▸ STATED GOAL:
Return all the entries exactly, keeping pictures out.

++++++++

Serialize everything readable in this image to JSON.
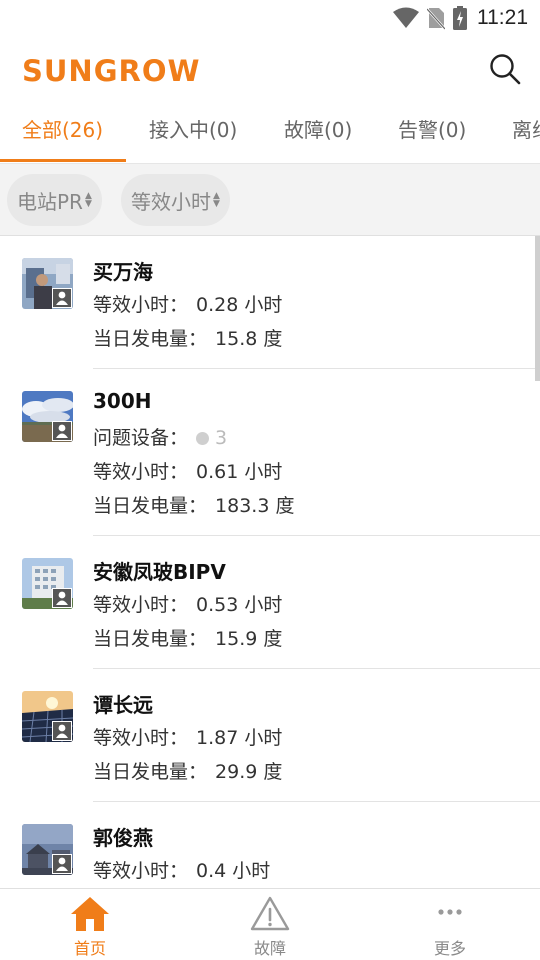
{
  "status_bar": {
    "time": "11:21",
    "icons": [
      "wifi-icon",
      "no-sim-icon",
      "battery-charging-icon"
    ]
  },
  "header": {
    "logo_text": "SUNGROW",
    "search_icon": "search-icon"
  },
  "tabs": [
    {
      "label": "全部(26)",
      "active": true
    },
    {
      "label": "接入中(0)",
      "active": false
    },
    {
      "label": "故障(0)",
      "active": false
    },
    {
      "label": "告警(0)",
      "active": false
    },
    {
      "label": "离线",
      "active": false
    }
  ],
  "filters": [
    {
      "label": "电站PR"
    },
    {
      "label": "等效小时"
    }
  ],
  "stations": [
    {
      "name": "买万海",
      "hours_label": "等效小时：",
      "hours_value": "0.28 小时",
      "energy_label": "当日发电量：",
      "energy_value": "15.8 度"
    },
    {
      "name": "300H",
      "issue_label": "问题设备：",
      "issue_count": "3",
      "hours_label": "等效小时：",
      "hours_value": "0.61 小时",
      "energy_label": "当日发电量：",
      "energy_value": "183.3 度"
    },
    {
      "name": "安徽凤玻BIPV",
      "hours_label": "等效小时：",
      "hours_value": "0.53 小时",
      "energy_label": "当日发电量：",
      "energy_value": "15.9 度"
    },
    {
      "name": "谭长远",
      "hours_label": "等效小时：",
      "hours_value": "1.87 小时",
      "energy_label": "当日发电量：",
      "energy_value": "29.9 度"
    },
    {
      "name": "郭俊燕",
      "hours_label": "等效小时：",
      "hours_value": "0.4 小时"
    }
  ],
  "bottom_nav": [
    {
      "label": "首页",
      "icon": "home-icon",
      "active": true
    },
    {
      "label": "故障",
      "icon": "warning-icon",
      "active": false
    },
    {
      "label": "更多",
      "icon": "more-icon",
      "active": false
    }
  ],
  "colors": {
    "accent": "#f07d19",
    "text": "#333333",
    "muted": "#8a8a8a"
  }
}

++++++++

▸ WORKED SOLUTION:
Serialize everything readable in this image to JSON.
{
  "status_bar": {
    "time": "11:21",
    "icons": [
      "wifi-icon",
      "no-sim-icon",
      "battery-charging-icon"
    ]
  },
  "header": {
    "logo_text": "SUNGROW",
    "search_icon": "search-icon"
  },
  "tabs": [
    {
      "label": "全部(26)",
      "active": true
    },
    {
      "label": "接入中(0)",
      "active": false
    },
    {
      "label": "故障(0)",
      "active": false
    },
    {
      "label": "告警(0)",
      "active": false
    },
    {
      "label": "离线",
      "active": false
    }
  ],
  "filters": [
    {
      "label": "电站PR"
    },
    {
      "label": "等效小时"
    }
  ],
  "stations": [
    {
      "name": "买万海",
      "hours_label": "等效小时：",
      "hours_value": "0.28 小时",
      "energy_label": "当日发电量：",
      "energy_value": "15.8 度"
    },
    {
      "name": "300H",
      "issue_label": "问题设备：",
      "issue_count": "3",
      "hours_label": "等效小时：",
      "hours_value": "0.61 小时",
      "energy_label": "当日发电量：",
      "energy_value": "183.3 度"
    },
    {
      "name": "安徽凤玻BIPV",
      "hours_label": "等效小时：",
      "hours_value": "0.53 小时",
      "energy_label": "当日发电量：",
      "energy_value": "15.9 度"
    },
    {
      "name": "谭长远",
      "hours_label": "等效小时：",
      "hours_value": "1.87 小时",
      "energy_label": "当日发电量：",
      "energy_value": "29.9 度"
    },
    {
      "name": "郭俊燕",
      "hours_label": "等效小时：",
      "hours_value": "0.4 小时"
    }
  ],
  "bottom_nav": [
    {
      "label": "首页",
      "icon": "home-icon",
      "active": true
    },
    {
      "label": "故障",
      "icon": "warning-icon",
      "active": false
    },
    {
      "label": "更多",
      "icon": "more-icon",
      "active": false
    }
  ],
  "colors": {
    "accent": "#f07d19",
    "text": "#333333",
    "muted": "#8a8a8a"
  }
}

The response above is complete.